WHAT IS EXPECTED:
Copy each line where the word "type" occurs.

— start of SUPPLIED DATA —

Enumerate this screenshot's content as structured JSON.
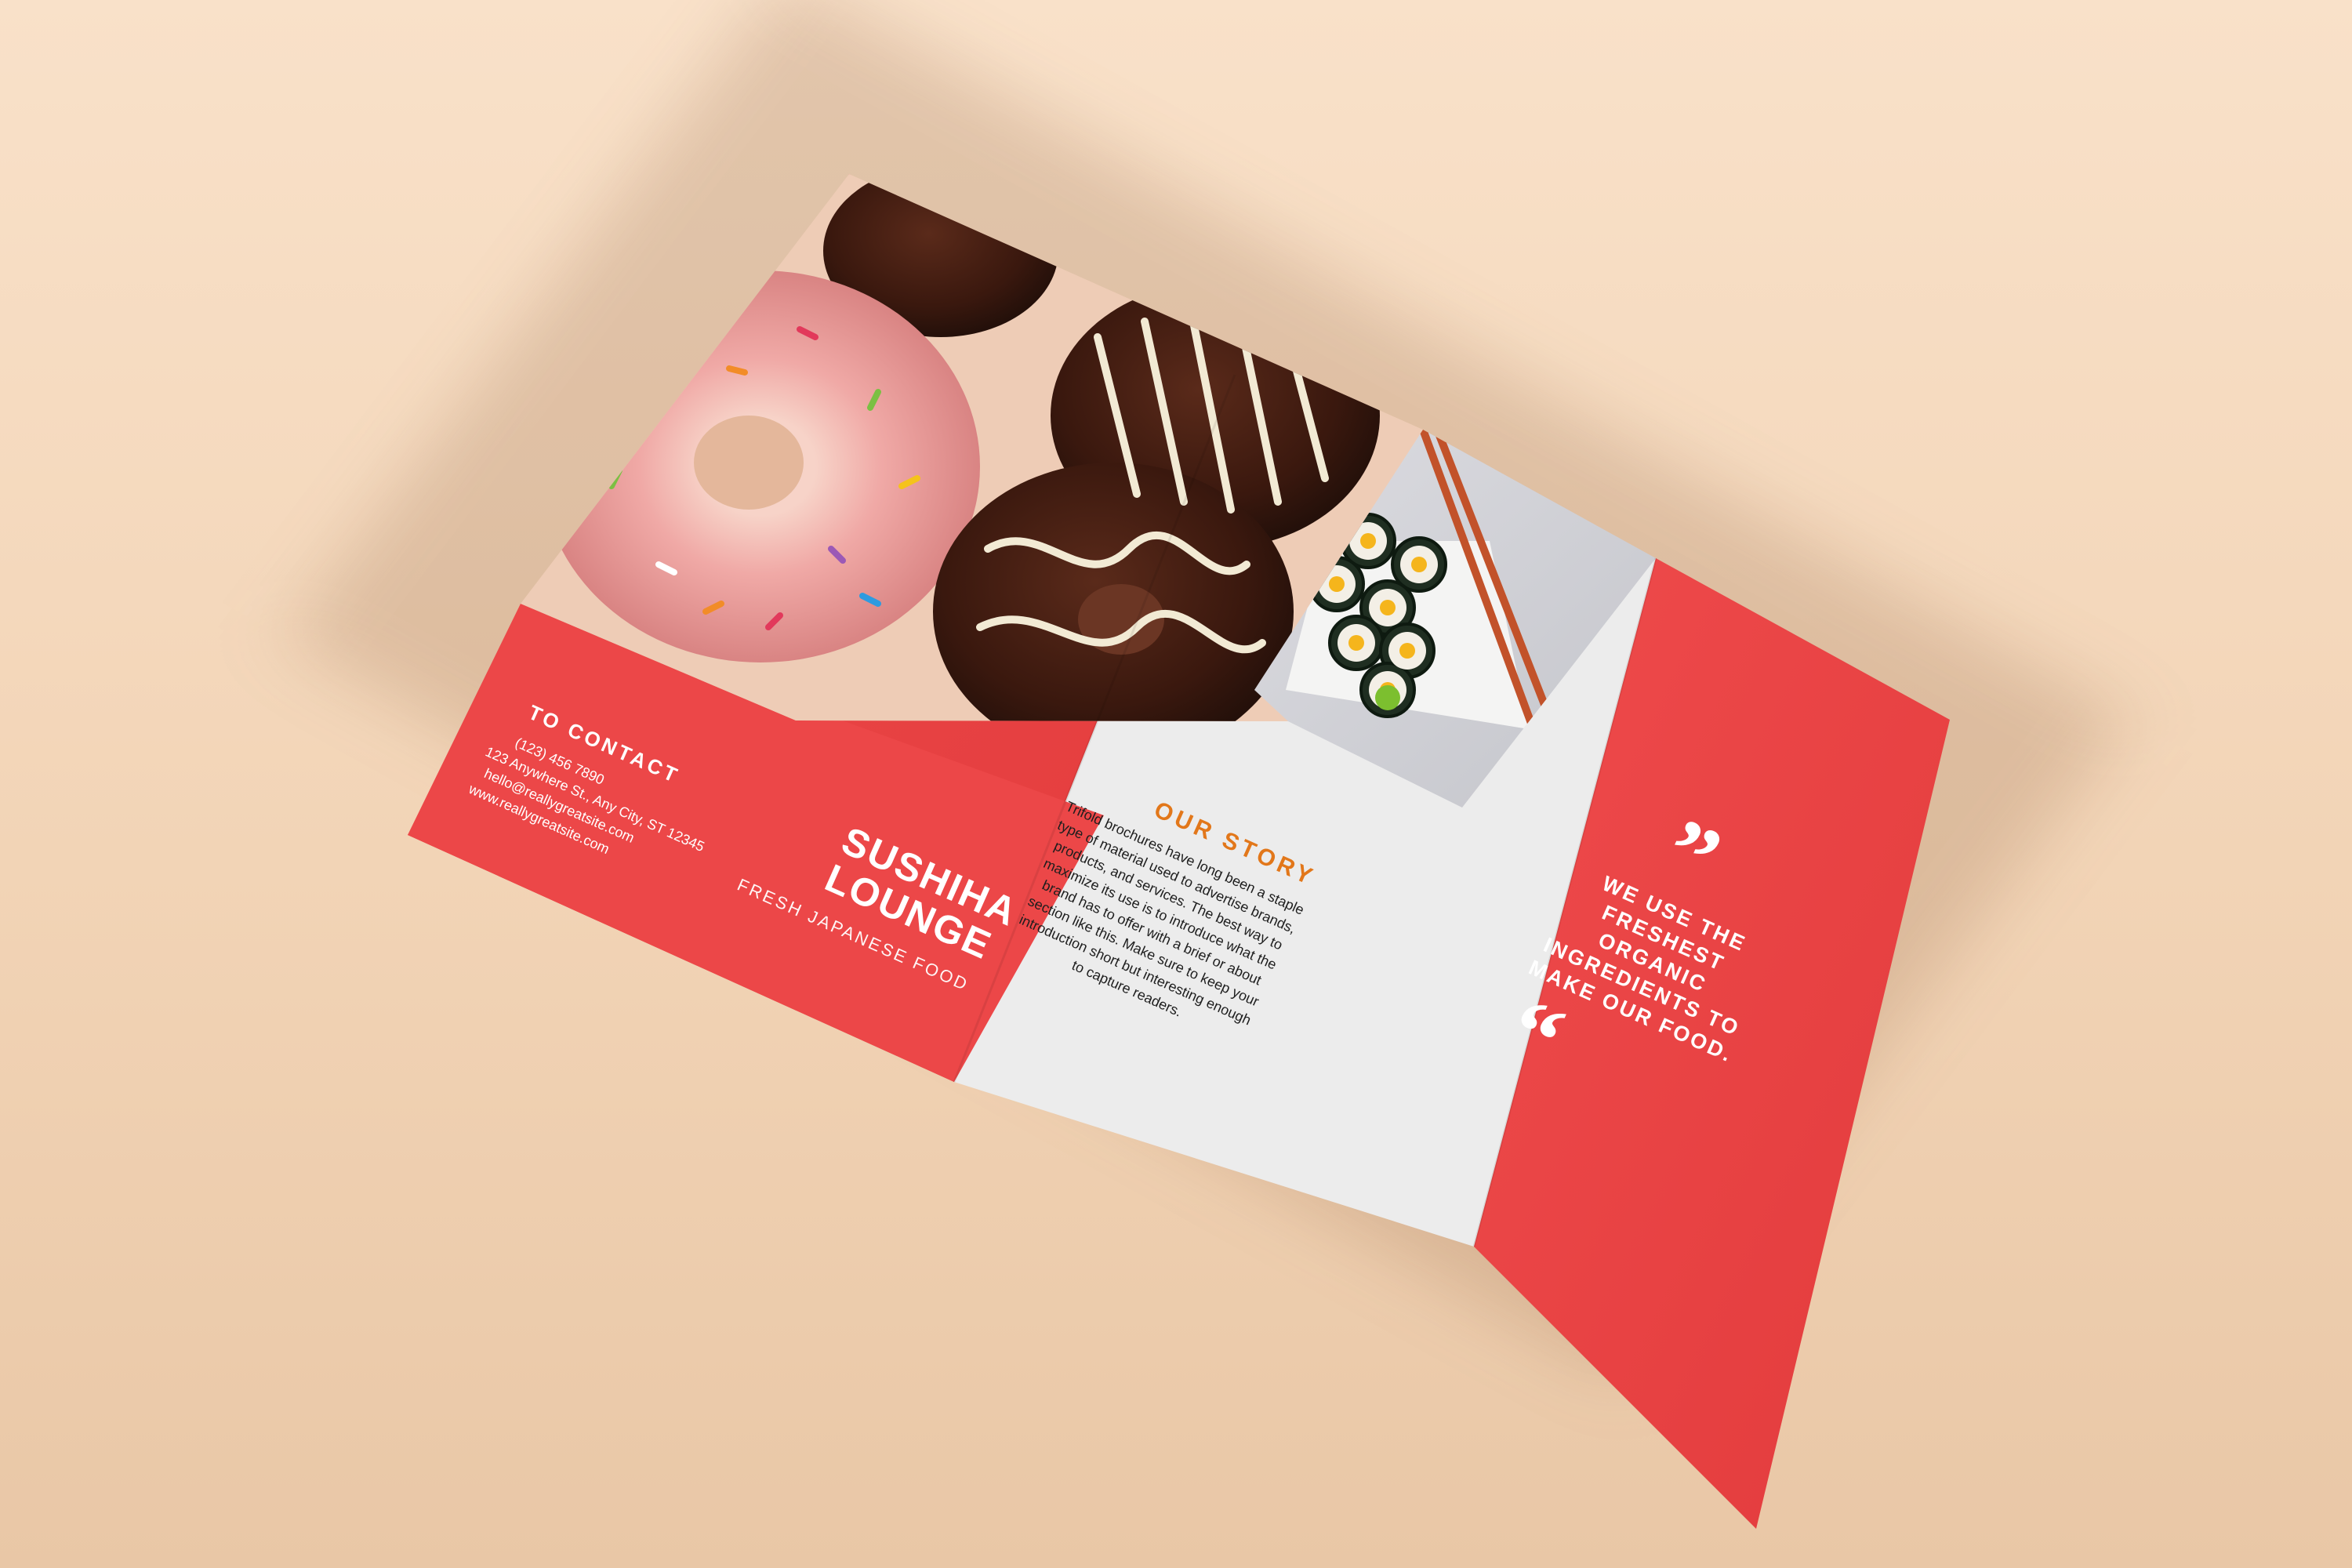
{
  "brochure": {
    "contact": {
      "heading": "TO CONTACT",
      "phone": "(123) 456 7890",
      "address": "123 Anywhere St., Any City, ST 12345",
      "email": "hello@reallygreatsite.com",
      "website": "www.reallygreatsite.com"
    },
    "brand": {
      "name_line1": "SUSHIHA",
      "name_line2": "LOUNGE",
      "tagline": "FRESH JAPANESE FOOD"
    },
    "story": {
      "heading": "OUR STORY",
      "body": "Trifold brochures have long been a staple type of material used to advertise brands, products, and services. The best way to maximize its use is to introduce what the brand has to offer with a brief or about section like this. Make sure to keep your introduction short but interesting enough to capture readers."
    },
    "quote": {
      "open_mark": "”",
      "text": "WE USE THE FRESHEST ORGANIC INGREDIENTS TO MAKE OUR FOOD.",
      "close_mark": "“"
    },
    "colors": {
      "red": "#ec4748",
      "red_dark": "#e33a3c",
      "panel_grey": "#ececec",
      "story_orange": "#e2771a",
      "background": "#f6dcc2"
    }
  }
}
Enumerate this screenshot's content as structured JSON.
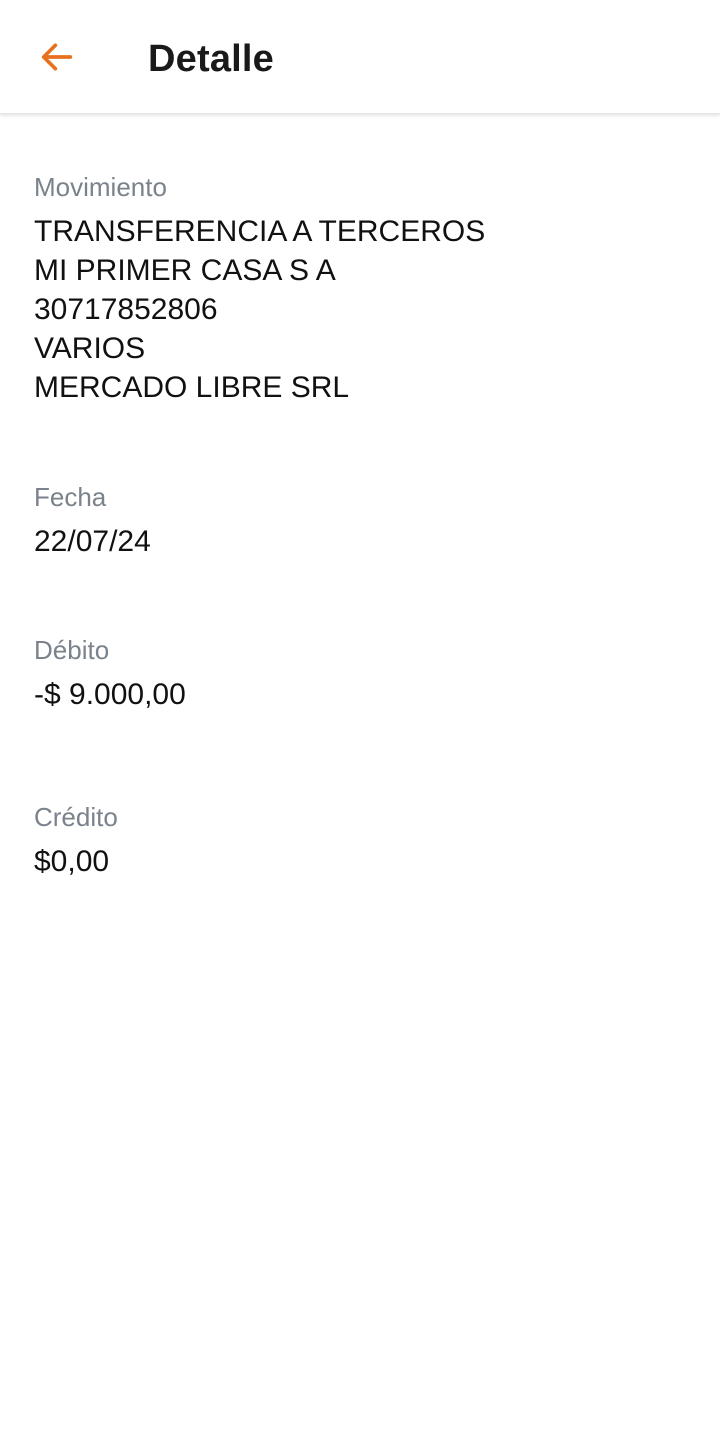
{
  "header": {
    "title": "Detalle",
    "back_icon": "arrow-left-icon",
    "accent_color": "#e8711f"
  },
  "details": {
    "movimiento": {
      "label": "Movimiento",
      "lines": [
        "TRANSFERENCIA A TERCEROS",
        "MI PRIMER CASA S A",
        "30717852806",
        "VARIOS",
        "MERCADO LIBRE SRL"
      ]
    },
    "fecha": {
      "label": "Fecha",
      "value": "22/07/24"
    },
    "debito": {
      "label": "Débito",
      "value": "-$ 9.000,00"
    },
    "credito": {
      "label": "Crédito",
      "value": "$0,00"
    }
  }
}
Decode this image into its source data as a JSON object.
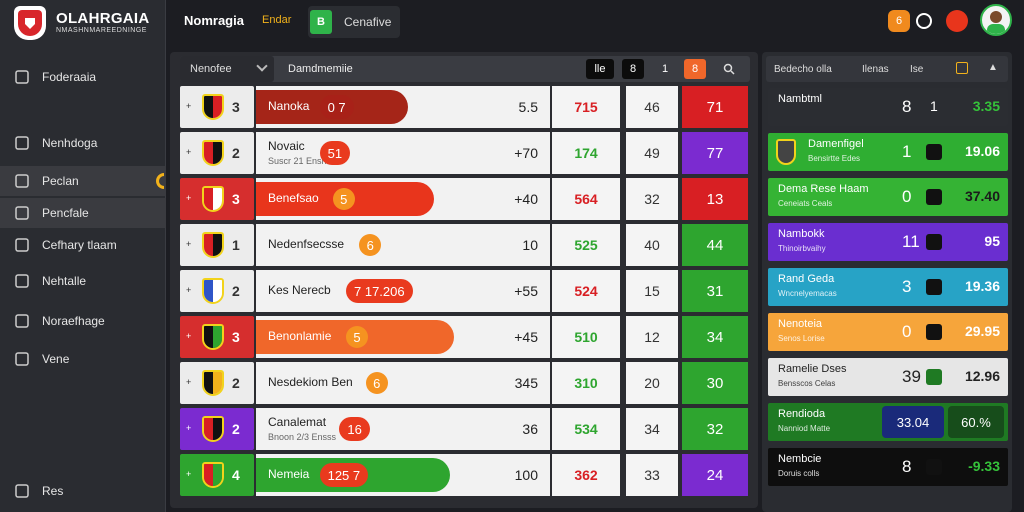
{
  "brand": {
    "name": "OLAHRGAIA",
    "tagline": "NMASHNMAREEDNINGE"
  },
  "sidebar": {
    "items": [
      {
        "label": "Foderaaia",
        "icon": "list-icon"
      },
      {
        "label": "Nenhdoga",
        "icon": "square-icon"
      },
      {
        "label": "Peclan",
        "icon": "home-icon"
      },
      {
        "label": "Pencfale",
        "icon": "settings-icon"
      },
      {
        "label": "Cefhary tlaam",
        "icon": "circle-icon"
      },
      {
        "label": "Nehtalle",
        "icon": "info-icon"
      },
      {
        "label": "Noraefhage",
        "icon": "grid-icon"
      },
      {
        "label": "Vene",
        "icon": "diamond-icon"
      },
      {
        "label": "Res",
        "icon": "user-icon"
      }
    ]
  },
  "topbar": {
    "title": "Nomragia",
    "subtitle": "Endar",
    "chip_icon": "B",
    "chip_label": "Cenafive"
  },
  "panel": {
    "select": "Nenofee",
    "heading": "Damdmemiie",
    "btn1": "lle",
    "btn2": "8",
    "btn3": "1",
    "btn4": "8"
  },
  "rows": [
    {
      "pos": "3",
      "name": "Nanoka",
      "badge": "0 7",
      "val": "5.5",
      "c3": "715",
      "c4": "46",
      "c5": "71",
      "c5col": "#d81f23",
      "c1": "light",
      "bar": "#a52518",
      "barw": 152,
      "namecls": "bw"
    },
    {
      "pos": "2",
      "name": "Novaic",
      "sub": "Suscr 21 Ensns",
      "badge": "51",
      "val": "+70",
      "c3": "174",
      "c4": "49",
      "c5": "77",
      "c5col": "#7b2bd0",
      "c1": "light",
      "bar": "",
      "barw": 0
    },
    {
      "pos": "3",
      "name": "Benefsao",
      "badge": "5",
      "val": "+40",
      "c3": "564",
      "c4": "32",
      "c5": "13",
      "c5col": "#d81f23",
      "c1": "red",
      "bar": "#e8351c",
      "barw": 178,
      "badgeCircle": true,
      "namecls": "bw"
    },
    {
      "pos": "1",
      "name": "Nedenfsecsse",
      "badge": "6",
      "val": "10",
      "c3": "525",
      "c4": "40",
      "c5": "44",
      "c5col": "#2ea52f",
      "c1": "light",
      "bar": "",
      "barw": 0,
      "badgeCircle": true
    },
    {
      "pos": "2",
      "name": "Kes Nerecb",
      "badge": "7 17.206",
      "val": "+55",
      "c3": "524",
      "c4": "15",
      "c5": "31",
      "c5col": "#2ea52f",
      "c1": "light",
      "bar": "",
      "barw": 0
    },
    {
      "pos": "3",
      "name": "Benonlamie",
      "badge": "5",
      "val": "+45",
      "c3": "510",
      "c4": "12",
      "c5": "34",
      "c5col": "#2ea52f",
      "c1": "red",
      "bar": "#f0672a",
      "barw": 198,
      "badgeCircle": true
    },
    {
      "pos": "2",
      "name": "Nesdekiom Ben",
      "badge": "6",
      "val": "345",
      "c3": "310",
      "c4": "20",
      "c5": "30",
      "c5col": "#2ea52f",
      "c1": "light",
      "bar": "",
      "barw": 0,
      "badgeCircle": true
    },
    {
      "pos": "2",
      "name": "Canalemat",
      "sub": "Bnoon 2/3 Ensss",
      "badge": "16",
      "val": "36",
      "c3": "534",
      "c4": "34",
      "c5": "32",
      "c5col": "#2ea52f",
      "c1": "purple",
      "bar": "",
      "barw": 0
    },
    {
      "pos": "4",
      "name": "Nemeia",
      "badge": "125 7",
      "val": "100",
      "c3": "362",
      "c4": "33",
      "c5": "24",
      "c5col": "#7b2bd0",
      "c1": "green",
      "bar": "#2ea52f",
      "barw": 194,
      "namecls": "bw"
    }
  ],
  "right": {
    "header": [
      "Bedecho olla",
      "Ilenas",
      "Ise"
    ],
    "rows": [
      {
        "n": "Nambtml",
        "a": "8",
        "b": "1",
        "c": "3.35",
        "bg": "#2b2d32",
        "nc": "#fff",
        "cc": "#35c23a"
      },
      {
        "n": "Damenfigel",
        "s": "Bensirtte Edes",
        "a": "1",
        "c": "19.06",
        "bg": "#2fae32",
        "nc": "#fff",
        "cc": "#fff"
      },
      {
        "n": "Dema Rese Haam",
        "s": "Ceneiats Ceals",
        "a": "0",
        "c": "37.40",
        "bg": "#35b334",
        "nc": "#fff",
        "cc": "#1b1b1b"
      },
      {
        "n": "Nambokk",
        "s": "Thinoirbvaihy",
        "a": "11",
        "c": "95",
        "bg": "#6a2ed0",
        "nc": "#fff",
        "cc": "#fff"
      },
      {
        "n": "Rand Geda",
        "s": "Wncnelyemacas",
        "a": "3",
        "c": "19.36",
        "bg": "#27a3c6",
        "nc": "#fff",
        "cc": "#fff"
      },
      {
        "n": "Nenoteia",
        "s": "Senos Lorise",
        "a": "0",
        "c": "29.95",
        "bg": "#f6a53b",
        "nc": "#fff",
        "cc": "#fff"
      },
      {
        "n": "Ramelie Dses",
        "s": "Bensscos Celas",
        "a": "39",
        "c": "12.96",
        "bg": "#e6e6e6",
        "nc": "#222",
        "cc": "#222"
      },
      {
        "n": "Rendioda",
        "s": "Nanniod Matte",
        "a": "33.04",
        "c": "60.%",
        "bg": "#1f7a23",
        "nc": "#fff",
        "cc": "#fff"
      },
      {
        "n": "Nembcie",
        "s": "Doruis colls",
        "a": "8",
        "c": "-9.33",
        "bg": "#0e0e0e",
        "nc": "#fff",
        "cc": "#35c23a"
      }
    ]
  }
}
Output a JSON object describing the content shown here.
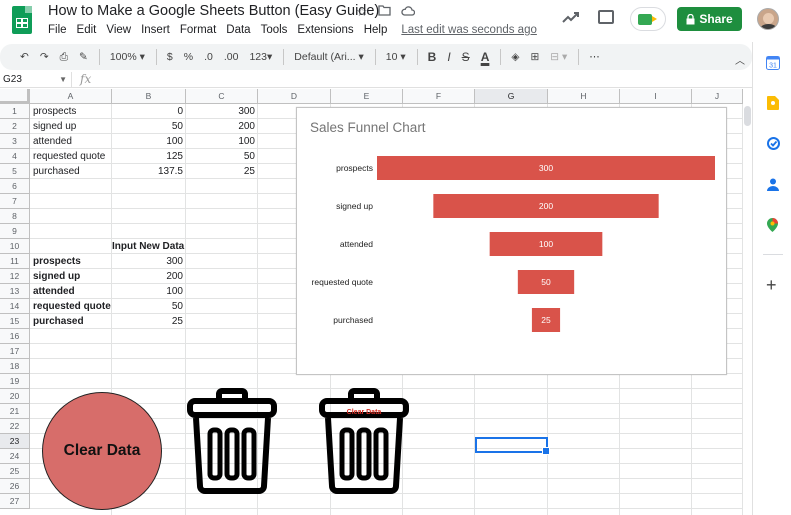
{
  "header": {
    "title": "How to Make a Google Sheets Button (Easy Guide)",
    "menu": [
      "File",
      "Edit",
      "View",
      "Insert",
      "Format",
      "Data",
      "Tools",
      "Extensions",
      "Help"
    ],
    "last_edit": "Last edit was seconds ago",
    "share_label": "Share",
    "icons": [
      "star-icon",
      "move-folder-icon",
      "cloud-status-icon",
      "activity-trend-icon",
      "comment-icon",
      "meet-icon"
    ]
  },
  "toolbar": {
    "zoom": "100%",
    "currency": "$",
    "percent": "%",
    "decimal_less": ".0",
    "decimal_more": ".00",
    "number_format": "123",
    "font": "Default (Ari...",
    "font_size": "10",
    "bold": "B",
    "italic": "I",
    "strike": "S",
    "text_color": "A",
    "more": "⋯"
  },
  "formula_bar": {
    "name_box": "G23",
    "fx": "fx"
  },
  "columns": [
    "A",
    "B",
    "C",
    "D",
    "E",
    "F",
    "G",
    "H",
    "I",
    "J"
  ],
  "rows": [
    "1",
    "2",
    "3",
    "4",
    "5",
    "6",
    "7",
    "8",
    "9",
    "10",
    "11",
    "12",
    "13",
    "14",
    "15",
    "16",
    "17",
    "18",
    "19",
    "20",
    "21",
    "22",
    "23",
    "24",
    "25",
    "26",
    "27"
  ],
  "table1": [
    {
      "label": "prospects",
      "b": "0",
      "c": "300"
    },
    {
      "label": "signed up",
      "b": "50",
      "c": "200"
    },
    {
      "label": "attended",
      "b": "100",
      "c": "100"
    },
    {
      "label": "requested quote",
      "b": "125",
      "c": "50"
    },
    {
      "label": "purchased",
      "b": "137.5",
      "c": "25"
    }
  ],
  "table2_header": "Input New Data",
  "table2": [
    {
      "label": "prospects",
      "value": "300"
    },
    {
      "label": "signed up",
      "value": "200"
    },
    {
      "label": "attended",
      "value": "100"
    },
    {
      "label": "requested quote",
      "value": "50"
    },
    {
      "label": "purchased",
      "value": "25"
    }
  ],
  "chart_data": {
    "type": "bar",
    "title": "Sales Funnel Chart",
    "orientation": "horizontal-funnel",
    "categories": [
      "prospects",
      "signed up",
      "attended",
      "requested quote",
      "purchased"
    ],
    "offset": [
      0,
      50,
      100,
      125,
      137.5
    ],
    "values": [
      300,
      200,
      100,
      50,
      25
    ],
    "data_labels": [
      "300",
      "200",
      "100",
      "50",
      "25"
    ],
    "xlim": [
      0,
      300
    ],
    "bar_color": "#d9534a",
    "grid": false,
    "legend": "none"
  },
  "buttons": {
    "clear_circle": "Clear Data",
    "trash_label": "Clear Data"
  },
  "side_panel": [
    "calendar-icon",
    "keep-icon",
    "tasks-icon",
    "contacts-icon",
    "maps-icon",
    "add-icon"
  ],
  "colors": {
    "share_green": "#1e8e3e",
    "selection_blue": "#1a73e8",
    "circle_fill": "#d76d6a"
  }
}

— end of SUPPLIED DATA —

RESPONSE BELOW:
      "body": "Trifold brochures have long been a staple type of material used to advertise brands, products, and services. The best way to maximize its use is to introduce what the brand has to offer with a brief or about section like this. Make sure to keep your introduction short but interesting enough to capture readers."
    "type": "bar",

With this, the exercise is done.